Extracted data entries:

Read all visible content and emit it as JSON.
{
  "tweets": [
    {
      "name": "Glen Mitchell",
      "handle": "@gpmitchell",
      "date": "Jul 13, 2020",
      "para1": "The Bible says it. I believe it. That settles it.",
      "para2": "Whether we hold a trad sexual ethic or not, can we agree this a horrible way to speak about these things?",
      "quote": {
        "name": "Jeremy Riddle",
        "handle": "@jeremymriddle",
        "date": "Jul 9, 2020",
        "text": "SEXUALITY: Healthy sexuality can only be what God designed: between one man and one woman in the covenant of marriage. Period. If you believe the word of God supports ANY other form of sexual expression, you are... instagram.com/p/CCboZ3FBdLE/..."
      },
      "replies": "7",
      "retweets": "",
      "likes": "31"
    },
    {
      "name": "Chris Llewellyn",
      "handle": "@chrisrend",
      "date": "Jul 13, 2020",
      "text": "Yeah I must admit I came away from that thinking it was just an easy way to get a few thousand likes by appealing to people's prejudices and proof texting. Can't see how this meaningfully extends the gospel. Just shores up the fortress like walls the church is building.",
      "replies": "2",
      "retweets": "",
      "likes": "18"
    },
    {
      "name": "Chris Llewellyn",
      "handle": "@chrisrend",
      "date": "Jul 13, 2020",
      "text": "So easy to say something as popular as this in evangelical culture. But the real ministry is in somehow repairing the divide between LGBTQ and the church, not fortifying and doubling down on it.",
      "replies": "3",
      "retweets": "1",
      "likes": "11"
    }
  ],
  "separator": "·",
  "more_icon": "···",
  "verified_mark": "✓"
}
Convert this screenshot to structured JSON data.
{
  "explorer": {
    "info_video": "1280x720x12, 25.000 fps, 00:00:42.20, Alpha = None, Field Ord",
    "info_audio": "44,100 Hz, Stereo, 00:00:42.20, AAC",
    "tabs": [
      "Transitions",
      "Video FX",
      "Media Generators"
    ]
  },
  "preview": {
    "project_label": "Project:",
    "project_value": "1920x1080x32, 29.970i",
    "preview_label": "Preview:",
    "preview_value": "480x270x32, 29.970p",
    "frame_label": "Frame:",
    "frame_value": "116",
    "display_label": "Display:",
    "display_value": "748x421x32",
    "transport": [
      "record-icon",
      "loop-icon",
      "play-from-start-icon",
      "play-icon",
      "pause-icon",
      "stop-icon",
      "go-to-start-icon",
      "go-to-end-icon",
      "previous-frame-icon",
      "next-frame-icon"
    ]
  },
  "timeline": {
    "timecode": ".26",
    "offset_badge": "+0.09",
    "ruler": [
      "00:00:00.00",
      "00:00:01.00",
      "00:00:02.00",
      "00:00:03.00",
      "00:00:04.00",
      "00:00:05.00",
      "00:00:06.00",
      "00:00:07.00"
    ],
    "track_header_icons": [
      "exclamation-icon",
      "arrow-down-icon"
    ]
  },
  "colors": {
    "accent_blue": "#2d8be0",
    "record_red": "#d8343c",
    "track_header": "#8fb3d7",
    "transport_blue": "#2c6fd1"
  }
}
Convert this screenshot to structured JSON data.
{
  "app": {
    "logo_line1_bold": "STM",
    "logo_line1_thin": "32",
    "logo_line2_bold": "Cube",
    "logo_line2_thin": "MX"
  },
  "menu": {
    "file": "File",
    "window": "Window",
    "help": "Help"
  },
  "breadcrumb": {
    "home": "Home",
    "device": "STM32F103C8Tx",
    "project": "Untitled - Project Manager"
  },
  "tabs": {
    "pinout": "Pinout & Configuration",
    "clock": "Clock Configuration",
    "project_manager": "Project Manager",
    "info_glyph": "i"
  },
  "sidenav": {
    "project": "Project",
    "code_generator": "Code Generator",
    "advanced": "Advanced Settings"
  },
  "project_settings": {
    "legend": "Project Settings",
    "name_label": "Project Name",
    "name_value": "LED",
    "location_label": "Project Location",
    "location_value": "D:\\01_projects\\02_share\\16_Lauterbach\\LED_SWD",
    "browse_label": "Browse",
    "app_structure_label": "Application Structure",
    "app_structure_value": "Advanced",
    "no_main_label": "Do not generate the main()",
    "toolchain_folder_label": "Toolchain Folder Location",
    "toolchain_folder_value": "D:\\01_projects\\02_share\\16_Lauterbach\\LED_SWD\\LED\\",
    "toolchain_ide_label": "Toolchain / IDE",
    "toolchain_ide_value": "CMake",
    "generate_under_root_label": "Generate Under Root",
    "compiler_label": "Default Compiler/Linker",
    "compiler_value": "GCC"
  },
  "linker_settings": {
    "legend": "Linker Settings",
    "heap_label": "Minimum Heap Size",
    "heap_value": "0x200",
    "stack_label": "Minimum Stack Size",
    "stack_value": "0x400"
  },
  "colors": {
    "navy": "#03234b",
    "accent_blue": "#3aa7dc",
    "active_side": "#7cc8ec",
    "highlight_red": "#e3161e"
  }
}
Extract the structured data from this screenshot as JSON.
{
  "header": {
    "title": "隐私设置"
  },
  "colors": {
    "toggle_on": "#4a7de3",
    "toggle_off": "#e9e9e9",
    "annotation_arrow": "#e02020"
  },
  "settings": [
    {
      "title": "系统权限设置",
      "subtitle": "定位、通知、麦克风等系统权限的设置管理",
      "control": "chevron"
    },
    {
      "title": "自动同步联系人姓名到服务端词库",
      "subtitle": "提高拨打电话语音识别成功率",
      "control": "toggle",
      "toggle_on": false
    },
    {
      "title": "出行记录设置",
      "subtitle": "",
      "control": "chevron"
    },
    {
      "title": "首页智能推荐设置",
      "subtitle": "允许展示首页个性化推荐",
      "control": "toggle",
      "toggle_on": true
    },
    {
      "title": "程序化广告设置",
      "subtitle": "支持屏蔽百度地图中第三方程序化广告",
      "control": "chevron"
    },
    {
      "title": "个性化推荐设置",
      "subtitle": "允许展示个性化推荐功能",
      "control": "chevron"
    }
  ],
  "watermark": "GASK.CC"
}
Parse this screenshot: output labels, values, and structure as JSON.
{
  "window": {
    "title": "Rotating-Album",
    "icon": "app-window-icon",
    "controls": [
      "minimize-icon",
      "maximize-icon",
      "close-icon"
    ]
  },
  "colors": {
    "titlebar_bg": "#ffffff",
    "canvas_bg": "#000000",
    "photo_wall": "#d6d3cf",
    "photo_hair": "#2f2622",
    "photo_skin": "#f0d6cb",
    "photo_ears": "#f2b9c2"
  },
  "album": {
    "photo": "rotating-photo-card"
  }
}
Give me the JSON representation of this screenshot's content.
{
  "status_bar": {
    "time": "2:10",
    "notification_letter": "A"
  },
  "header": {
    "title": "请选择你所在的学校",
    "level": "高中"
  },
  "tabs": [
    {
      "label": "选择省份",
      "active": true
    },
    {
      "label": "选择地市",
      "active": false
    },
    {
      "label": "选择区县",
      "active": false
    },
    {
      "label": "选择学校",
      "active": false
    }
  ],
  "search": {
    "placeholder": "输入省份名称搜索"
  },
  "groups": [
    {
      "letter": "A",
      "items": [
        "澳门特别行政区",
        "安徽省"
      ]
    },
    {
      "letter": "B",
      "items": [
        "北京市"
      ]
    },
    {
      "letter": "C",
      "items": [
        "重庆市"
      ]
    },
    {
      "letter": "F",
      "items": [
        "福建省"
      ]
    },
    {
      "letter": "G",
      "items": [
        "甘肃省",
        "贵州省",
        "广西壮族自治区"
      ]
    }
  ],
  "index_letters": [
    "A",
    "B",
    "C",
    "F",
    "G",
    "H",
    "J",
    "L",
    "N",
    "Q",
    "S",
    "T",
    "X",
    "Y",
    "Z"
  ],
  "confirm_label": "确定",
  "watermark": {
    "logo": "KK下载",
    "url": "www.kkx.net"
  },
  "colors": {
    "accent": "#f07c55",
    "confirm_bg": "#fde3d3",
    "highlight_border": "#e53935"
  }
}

* **TASK INSTRUCTIONS**: Gather each line of the listing that holds the string "legend".

* **RESPONSE BELOW**:
    "legend": "Project Settings",
    "legend": "Linker Settings",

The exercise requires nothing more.